▸ **SET TASK**
For the copy, please give all of the data again exactly and leave the pictures out.

[Items from a data source]
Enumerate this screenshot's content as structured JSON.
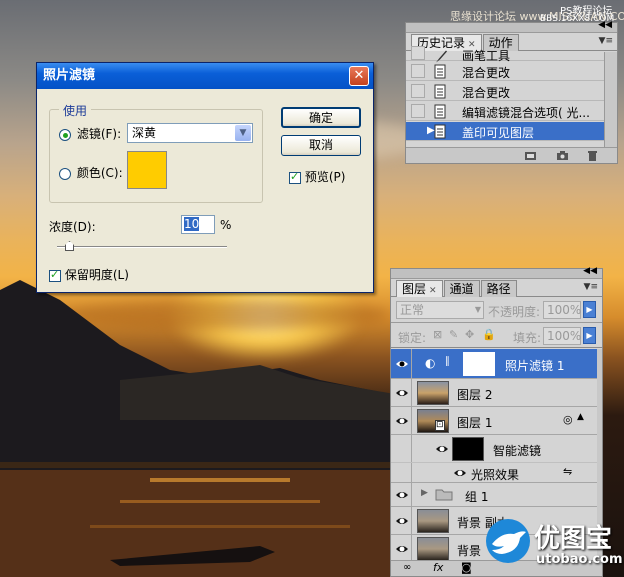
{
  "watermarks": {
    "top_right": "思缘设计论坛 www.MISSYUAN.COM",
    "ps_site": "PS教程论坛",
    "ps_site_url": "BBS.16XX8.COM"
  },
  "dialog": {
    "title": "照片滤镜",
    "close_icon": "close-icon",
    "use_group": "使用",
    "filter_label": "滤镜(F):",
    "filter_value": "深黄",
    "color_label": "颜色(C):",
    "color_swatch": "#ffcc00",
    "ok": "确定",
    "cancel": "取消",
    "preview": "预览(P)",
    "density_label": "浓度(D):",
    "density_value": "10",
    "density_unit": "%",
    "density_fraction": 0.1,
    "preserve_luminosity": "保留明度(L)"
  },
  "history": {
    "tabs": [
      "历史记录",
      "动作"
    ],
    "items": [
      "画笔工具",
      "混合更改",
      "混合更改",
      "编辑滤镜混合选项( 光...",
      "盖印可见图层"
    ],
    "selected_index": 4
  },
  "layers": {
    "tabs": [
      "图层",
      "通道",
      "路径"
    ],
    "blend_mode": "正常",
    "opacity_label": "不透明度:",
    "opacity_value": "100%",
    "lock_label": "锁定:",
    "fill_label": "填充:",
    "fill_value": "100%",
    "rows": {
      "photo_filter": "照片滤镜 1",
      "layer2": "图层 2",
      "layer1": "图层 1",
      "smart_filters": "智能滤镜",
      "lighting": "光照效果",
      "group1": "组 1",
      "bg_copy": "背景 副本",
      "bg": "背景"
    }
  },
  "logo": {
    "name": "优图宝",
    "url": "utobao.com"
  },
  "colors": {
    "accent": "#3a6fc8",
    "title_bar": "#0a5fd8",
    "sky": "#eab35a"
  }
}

▸ **ANSWER TO THIS EXERCISE**
Enumerate this screenshot's content as structured JSON.
{
  "watermarks": {
    "top_right": "思缘设计论坛 www.MISSYUAN.COM",
    "ps_site": "PS教程论坛",
    "ps_site_url": "BBS.16XX8.COM"
  },
  "dialog": {
    "title": "照片滤镜",
    "close_icon": "close-icon",
    "use_group": "使用",
    "filter_label": "滤镜(F):",
    "filter_value": "深黄",
    "color_label": "颜色(C):",
    "color_swatch": "#ffcc00",
    "ok": "确定",
    "cancel": "取消",
    "preview": "预览(P)",
    "density_label": "浓度(D):",
    "density_value": "10",
    "density_unit": "%",
    "density_fraction": 0.1,
    "preserve_luminosity": "保留明度(L)"
  },
  "history": {
    "tabs": [
      "历史记录",
      "动作"
    ],
    "items": [
      "画笔工具",
      "混合更改",
      "混合更改",
      "编辑滤镜混合选项( 光...",
      "盖印可见图层"
    ],
    "selected_index": 4
  },
  "layers": {
    "tabs": [
      "图层",
      "通道",
      "路径"
    ],
    "blend_mode": "正常",
    "opacity_label": "不透明度:",
    "opacity_value": "100%",
    "lock_label": "锁定:",
    "fill_label": "填充:",
    "fill_value": "100%",
    "rows": {
      "photo_filter": "照片滤镜 1",
      "layer2": "图层 2",
      "layer1": "图层 1",
      "smart_filters": "智能滤镜",
      "lighting": "光照效果",
      "group1": "组 1",
      "bg_copy": "背景 副本",
      "bg": "背景"
    }
  },
  "logo": {
    "name": "优图宝",
    "url": "utobao.com"
  },
  "colors": {
    "accent": "#3a6fc8",
    "title_bar": "#0a5fd8",
    "sky": "#eab35a"
  }
}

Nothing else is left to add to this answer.